[BEGIN AVAILABLE DATA]

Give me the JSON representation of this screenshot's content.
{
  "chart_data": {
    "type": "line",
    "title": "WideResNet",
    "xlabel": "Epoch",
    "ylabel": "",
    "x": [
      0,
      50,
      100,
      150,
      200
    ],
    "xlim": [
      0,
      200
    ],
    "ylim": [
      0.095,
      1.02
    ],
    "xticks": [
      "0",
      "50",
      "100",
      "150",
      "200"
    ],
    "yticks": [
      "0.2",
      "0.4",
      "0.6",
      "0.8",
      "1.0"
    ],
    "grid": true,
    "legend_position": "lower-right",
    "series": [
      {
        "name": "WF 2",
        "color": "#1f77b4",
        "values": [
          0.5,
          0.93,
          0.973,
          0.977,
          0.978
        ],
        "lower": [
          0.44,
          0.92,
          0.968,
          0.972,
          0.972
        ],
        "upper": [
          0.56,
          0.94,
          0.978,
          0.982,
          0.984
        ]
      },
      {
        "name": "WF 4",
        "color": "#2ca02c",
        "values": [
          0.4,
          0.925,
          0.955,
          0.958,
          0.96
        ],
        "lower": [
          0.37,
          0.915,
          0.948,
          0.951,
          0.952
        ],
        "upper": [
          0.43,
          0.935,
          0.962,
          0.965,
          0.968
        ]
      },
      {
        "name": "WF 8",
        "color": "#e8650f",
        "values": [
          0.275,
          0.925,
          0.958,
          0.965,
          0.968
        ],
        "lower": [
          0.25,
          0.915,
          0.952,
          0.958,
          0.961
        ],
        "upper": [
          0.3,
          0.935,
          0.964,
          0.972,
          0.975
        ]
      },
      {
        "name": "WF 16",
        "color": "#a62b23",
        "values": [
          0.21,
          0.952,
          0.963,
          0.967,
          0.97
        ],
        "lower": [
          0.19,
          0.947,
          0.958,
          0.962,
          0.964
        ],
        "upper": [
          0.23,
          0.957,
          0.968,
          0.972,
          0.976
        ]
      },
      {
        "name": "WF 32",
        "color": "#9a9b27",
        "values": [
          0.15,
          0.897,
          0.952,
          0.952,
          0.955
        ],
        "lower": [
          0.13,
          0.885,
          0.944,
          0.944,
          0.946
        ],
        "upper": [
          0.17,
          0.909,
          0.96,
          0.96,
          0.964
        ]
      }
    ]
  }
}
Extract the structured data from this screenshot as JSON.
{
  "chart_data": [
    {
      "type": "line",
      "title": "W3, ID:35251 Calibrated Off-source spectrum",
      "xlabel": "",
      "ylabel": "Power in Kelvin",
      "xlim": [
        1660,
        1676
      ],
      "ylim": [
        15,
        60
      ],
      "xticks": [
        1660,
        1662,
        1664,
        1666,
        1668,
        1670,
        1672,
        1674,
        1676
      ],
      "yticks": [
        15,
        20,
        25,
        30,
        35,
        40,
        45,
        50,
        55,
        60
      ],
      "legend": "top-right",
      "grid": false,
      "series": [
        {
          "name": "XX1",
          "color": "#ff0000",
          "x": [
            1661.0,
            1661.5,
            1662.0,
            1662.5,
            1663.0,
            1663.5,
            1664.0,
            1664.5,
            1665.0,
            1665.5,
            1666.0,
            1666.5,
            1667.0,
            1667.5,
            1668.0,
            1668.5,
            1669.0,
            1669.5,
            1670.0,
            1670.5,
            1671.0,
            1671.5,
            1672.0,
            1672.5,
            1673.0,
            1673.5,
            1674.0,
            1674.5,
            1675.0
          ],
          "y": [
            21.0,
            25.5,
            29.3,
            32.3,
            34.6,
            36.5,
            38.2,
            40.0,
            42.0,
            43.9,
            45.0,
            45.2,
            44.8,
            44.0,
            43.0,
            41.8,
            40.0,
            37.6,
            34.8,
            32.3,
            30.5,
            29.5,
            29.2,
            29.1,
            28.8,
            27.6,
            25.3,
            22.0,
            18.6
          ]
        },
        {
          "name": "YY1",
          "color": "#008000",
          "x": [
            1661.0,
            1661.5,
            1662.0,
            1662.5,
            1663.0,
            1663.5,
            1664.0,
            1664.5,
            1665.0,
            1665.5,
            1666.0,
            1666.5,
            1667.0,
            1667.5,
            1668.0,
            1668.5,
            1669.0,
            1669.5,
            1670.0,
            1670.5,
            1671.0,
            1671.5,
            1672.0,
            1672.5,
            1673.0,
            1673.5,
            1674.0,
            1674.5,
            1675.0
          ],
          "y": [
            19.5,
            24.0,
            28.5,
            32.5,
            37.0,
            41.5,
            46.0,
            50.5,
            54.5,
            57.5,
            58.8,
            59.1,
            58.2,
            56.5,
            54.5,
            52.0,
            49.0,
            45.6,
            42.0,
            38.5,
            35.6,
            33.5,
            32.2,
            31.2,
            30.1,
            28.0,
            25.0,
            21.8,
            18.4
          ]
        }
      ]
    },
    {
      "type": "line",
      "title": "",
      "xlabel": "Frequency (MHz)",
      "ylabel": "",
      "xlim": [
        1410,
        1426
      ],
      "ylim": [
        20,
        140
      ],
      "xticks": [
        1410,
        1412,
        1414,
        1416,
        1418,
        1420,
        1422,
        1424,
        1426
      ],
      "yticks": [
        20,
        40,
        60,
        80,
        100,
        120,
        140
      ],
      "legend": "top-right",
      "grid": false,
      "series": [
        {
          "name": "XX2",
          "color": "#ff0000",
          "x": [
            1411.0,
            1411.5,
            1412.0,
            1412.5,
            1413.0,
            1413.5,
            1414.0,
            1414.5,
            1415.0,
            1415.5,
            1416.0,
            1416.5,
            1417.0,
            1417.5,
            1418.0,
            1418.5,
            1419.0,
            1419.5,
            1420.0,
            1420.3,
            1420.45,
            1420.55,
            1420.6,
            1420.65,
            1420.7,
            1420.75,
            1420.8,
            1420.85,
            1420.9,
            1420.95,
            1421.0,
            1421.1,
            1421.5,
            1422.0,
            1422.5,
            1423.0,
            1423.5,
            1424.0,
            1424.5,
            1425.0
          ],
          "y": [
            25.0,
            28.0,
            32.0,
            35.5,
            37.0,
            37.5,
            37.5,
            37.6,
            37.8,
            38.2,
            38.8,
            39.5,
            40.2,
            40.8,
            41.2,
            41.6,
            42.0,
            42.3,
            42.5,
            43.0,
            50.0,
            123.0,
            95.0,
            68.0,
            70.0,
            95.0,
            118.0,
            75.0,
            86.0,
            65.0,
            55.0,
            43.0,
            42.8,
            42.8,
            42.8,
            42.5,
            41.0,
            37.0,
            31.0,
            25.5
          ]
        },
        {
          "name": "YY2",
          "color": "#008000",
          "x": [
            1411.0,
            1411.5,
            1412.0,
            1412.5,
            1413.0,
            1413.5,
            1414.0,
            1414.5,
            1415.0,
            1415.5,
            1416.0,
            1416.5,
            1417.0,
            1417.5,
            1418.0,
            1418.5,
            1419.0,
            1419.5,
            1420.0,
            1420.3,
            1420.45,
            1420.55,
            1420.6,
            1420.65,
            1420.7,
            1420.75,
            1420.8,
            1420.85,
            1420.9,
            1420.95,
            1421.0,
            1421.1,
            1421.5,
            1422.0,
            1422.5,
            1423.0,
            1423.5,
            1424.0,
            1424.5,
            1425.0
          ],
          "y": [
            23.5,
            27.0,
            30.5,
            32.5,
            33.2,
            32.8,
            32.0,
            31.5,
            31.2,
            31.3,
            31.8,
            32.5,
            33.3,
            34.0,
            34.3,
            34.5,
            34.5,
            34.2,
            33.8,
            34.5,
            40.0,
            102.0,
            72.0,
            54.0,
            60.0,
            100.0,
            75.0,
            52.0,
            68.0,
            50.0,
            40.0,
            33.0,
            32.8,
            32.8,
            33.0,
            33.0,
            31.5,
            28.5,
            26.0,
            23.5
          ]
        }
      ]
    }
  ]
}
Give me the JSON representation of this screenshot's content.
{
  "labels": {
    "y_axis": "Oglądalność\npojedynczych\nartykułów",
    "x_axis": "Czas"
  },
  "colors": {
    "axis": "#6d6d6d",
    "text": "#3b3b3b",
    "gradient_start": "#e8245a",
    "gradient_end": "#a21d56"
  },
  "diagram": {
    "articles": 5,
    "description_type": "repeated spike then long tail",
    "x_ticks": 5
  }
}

[END AVAILABLE DATA]

#### EXERCISE DIRECTIONS
Where a line of the entries contains the word "ylabel", copy that line.

#### SOLUTION FOR THIS EXERCISE
    "ylabel": "",
      "ylabel": "Power in Kelvin",
      "ylabel": "",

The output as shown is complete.